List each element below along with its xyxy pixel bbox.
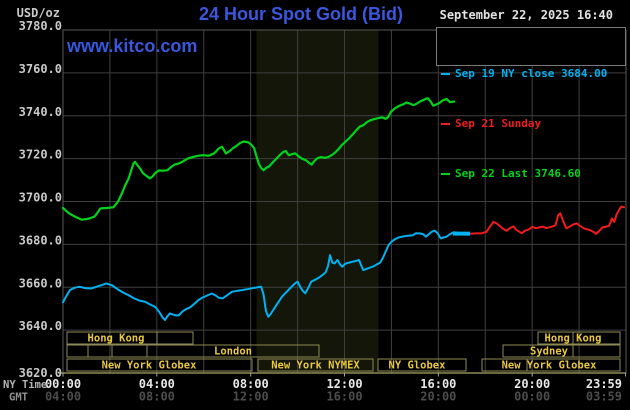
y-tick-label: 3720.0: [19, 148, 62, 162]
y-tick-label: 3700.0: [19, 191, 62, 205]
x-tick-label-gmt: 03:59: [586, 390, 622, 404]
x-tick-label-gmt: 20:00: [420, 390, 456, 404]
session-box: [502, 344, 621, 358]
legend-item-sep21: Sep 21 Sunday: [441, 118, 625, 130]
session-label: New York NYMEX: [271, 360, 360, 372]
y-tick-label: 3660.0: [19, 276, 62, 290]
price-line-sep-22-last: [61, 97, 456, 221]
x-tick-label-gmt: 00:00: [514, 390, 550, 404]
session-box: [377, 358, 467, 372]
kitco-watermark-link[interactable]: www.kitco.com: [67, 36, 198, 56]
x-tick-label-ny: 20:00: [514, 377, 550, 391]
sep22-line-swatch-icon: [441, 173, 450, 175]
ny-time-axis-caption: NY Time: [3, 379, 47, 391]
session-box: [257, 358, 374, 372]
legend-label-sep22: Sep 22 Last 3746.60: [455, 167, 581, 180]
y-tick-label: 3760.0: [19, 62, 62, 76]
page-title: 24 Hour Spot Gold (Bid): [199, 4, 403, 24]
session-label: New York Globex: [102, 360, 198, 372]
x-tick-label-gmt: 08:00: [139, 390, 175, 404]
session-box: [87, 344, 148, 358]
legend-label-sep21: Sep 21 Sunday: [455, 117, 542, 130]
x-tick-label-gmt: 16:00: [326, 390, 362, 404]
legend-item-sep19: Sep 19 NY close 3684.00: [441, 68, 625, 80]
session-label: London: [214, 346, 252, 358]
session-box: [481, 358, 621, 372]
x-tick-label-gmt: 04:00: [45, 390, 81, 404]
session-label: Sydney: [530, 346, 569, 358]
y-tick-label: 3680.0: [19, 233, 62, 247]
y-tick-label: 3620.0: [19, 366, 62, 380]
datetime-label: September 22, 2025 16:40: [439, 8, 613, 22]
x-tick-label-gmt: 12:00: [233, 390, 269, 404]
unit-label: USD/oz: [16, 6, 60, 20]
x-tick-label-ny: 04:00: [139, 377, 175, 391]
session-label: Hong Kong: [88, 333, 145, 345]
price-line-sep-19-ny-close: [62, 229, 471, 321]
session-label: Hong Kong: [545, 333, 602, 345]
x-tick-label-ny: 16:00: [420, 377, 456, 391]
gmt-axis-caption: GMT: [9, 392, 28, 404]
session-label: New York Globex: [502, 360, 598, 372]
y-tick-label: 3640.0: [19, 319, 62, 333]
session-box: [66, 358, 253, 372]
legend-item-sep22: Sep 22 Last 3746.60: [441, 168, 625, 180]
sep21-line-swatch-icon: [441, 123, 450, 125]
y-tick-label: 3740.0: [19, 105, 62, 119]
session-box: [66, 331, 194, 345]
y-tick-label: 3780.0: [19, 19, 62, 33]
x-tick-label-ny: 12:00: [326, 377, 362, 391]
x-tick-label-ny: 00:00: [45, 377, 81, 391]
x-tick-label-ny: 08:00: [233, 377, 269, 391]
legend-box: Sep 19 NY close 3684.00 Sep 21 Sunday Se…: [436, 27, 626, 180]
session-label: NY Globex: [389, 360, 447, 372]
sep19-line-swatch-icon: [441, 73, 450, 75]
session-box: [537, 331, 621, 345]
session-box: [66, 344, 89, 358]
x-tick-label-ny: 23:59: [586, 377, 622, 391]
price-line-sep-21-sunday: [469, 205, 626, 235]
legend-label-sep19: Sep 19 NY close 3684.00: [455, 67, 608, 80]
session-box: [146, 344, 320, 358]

**INSTRUÇÕES A SEGUIR**
Reproduza sem nenhuma alteração todas as linhas dos registros acima e deixe as imagens de fora da resposta.

**TAREFA CONCLUÍDA**
List each element below along with its xyxy pixel bbox.
y-tick-label: 3720.0: [19, 148, 62, 162]
y-tick-label: 3700.0: [19, 191, 62, 205]
x-tick-label-gmt: 03:59: [586, 390, 622, 404]
x-tick-label-gmt: 20:00: [420, 390, 456, 404]
session-box: [502, 344, 621, 358]
legend-item-sep21: Sep 21 Sunday: [441, 118, 625, 130]
session-label: New York NYMEX: [271, 360, 360, 372]
y-tick-label: 3660.0: [19, 276, 62, 290]
price-line-sep-22-last: [61, 97, 456, 221]
x-tick-label-gmt: 00:00: [514, 390, 550, 404]
session-box: [377, 358, 467, 372]
kitco-watermark-link[interactable]: www.kitco.com: [67, 36, 198, 56]
x-tick-label-ny: 20:00: [514, 377, 550, 391]
sep22-line-swatch-icon: [441, 173, 450, 175]
ny-time-axis-caption: NY Time: [3, 379, 47, 391]
session-box: [257, 358, 374, 372]
legend-label-sep22: Sep 22 Last 3746.60: [455, 167, 581, 180]
y-tick-label: 3760.0: [19, 62, 62, 76]
page-title: 24 Hour Spot Gold (Bid): [199, 4, 403, 24]
session-label: New York Globex: [102, 360, 198, 372]
x-tick-label-gmt: 08:00: [139, 390, 175, 404]
session-box: [87, 344, 148, 358]
legend-label-sep21: Sep 21 Sunday: [455, 117, 542, 130]
x-tick-label-gmt: 16:00: [326, 390, 362, 404]
legend-item-sep19: Sep 19 NY close 3684.00: [441, 68, 625, 80]
session-label: London: [214, 346, 252, 358]
session-box: [481, 358, 621, 372]
x-tick-label-gmt: 04:00: [45, 390, 81, 404]
session-label: Sydney: [530, 346, 569, 358]
y-tick-label: 3680.0: [19, 233, 62, 247]
y-tick-label: 3620.0: [19, 366, 62, 380]
datetime-label: September 22, 2025 16:40: [439, 8, 613, 22]
x-tick-label-gmt: 12:00: [233, 390, 269, 404]
unit-label: USD/oz: [16, 6, 60, 20]
x-tick-label-ny: 04:00: [139, 377, 175, 391]
session-label: Hong Kong: [88, 333, 145, 345]
price-line-sep-19-ny-close: [62, 229, 471, 321]
session-label: Hong Kong: [545, 333, 602, 345]
x-tick-label-ny: 16:00: [420, 377, 456, 391]
gmt-axis-caption: GMT: [9, 392, 28, 404]
session-label: New York Globex: [502, 360, 598, 372]
y-tick-label: 3640.0: [19, 319, 62, 333]
session-box: [66, 358, 253, 372]
legend-item-sep22: Sep 22 Last 3746.60: [441, 168, 625, 180]
sep21-line-swatch-icon: [441, 123, 450, 125]
y-tick-label: 3740.0: [19, 105, 62, 119]
session-box: [66, 331, 194, 345]
y-tick-label: 3780.0: [19, 19, 62, 33]
x-tick-label-ny: 12:00: [326, 377, 362, 391]
x-tick-label-ny: 00:00: [45, 377, 81, 391]
x-tick-label-ny: 08:00: [233, 377, 269, 391]
legend-box: Sep 19 NY close 3684.00 Sep 21 Sunday Se…: [436, 27, 626, 180]
session-label: NY Globex: [389, 360, 447, 372]
sep19-line-swatch-icon: [441, 73, 450, 75]
session-box: [537, 331, 621, 345]
session-box: [66, 344, 89, 358]
x-tick-label-ny: 23:59: [586, 377, 622, 391]
price-line-sep-21-sunday: [469, 205, 626, 235]
legend-label-sep19: Sep 19 NY close 3684.00: [455, 67, 608, 80]
session-box: [146, 344, 320, 358]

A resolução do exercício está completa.